§ **RECORDS FOR THE TASK**:
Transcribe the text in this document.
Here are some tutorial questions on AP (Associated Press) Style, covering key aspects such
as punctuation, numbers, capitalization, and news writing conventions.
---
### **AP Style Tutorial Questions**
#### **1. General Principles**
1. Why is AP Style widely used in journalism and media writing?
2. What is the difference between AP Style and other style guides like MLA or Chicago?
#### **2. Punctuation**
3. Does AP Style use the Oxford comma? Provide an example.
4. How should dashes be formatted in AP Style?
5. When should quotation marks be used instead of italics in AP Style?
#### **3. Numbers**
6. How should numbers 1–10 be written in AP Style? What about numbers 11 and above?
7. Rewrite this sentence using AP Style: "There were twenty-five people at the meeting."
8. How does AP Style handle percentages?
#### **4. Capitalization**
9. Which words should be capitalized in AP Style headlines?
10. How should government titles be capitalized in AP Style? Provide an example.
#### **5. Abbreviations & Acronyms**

§ **WHAT TO WORK ON**: Show every line from the entries above in which "used" appears.

§ **ANSWER FOR THIS EXERCISE**:
1. Why is AP Style widely used in journalism and media writing?
5. When should quotation marks be used instead of italics in AP Style?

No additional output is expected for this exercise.